==== Available data ====
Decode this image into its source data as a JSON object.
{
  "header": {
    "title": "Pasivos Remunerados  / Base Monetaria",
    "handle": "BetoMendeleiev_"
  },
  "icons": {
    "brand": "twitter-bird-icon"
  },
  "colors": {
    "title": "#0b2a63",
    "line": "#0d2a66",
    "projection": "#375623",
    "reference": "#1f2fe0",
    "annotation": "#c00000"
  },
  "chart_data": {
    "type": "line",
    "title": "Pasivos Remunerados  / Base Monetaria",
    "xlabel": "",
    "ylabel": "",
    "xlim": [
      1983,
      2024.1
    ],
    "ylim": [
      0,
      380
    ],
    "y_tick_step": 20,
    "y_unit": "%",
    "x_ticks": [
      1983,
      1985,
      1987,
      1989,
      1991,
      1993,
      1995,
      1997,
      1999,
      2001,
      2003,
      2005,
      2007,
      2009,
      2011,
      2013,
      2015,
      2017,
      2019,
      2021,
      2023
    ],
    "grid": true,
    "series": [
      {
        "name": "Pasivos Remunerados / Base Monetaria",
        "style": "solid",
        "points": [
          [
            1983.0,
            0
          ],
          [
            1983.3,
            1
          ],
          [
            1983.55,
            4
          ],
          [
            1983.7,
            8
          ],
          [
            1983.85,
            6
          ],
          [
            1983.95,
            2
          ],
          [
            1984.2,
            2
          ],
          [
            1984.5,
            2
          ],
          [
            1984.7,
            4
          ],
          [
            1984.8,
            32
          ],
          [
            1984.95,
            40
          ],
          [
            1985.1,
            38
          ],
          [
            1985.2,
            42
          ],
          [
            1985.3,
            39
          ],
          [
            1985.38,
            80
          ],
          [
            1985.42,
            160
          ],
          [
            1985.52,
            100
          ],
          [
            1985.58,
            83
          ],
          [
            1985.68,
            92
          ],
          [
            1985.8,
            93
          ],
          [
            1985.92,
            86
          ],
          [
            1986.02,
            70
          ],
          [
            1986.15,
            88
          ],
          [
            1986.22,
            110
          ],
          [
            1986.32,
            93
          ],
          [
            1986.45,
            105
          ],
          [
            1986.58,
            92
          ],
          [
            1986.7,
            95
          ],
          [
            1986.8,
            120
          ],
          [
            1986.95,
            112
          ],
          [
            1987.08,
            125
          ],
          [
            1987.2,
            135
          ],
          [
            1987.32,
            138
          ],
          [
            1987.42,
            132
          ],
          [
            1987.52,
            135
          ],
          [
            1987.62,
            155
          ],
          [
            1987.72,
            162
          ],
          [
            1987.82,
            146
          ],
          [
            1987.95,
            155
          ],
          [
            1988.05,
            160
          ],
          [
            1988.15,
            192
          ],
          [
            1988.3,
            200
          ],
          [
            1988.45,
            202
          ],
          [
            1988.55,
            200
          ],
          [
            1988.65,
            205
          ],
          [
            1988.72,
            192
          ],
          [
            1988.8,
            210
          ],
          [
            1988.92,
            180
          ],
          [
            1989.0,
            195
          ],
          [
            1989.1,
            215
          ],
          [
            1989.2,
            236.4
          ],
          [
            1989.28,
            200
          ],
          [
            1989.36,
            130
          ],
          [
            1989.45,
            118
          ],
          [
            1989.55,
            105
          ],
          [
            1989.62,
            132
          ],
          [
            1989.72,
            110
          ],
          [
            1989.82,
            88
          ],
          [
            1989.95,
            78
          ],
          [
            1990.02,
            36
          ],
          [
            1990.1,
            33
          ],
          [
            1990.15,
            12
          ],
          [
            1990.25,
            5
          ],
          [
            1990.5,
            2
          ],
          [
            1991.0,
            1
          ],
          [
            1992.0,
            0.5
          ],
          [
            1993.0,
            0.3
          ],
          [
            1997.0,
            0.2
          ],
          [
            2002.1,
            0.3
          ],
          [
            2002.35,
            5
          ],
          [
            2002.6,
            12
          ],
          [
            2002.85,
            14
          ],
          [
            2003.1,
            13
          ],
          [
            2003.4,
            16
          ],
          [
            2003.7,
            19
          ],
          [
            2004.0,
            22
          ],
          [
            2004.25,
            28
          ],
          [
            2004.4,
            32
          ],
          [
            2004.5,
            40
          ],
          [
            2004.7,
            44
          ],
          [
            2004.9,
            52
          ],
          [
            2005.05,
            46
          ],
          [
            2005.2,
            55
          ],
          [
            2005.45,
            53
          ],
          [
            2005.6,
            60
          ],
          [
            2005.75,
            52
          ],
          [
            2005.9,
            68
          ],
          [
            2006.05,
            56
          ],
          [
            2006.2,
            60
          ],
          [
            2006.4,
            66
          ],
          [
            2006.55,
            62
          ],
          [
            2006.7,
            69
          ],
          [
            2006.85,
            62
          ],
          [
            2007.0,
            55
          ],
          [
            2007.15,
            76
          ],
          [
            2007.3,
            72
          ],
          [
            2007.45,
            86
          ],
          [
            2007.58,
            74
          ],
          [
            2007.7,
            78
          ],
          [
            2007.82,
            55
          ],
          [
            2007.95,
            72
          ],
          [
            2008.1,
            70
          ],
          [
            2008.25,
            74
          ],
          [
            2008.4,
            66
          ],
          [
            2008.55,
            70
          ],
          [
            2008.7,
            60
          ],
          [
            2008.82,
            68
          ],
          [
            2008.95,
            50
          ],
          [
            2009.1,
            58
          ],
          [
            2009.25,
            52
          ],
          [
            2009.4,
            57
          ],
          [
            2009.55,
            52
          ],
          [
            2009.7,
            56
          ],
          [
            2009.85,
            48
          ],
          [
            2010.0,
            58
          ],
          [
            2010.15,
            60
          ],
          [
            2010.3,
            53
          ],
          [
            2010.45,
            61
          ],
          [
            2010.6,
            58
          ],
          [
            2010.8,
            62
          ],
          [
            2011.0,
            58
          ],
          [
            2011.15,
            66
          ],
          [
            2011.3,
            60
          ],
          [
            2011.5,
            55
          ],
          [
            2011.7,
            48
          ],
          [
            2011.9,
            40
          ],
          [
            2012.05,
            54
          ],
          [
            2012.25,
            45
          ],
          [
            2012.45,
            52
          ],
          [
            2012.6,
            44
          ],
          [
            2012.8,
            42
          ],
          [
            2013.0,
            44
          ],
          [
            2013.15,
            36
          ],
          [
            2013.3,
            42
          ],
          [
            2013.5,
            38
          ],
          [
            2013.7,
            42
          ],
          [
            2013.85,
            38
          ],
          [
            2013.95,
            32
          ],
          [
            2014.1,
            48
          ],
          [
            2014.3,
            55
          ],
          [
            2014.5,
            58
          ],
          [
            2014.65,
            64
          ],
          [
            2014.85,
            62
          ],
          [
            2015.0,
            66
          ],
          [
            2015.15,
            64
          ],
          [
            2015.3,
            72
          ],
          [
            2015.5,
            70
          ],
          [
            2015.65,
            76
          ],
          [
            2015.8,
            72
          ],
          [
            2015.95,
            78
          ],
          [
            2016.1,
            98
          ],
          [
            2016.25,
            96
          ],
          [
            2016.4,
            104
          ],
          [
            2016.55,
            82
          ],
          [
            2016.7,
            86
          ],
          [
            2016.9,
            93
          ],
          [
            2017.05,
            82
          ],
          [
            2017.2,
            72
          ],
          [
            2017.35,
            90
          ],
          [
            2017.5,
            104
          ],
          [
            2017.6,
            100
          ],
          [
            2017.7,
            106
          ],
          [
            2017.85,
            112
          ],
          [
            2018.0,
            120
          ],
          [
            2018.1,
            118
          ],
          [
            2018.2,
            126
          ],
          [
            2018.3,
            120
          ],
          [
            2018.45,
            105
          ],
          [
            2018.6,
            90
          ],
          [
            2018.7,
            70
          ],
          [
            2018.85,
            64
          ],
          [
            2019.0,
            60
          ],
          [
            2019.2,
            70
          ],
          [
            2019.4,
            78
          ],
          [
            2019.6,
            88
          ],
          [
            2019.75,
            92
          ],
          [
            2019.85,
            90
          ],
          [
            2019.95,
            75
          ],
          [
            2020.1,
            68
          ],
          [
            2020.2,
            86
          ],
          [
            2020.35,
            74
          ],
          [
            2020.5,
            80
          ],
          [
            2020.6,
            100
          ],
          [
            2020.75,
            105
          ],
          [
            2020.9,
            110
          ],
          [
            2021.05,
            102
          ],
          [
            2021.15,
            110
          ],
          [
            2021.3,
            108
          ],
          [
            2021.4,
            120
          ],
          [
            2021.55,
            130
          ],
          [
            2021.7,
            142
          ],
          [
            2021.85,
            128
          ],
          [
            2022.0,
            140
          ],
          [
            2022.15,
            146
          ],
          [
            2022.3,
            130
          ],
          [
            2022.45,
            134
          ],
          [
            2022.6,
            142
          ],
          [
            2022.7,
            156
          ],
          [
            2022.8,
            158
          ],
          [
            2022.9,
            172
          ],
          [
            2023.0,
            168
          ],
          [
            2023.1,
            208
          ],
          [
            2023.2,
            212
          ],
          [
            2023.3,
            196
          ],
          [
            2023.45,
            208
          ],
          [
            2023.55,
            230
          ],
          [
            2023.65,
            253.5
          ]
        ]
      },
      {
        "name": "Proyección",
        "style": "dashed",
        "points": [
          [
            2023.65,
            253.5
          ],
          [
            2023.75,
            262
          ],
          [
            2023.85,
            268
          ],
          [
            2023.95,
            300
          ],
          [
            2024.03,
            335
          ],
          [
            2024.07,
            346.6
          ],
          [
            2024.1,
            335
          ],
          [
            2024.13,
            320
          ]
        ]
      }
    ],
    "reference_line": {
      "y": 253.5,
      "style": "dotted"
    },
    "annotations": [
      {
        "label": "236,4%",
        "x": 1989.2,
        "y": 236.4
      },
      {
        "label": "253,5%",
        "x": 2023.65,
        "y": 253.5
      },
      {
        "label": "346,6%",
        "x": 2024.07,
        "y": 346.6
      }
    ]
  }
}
====
● **Short problem**:
Using the records given above, list every line that includes the word "name".

● **Completed exercise**:
        "name": "Pasivos Remunerados / Base Monetaria",
        "name": "Proyección",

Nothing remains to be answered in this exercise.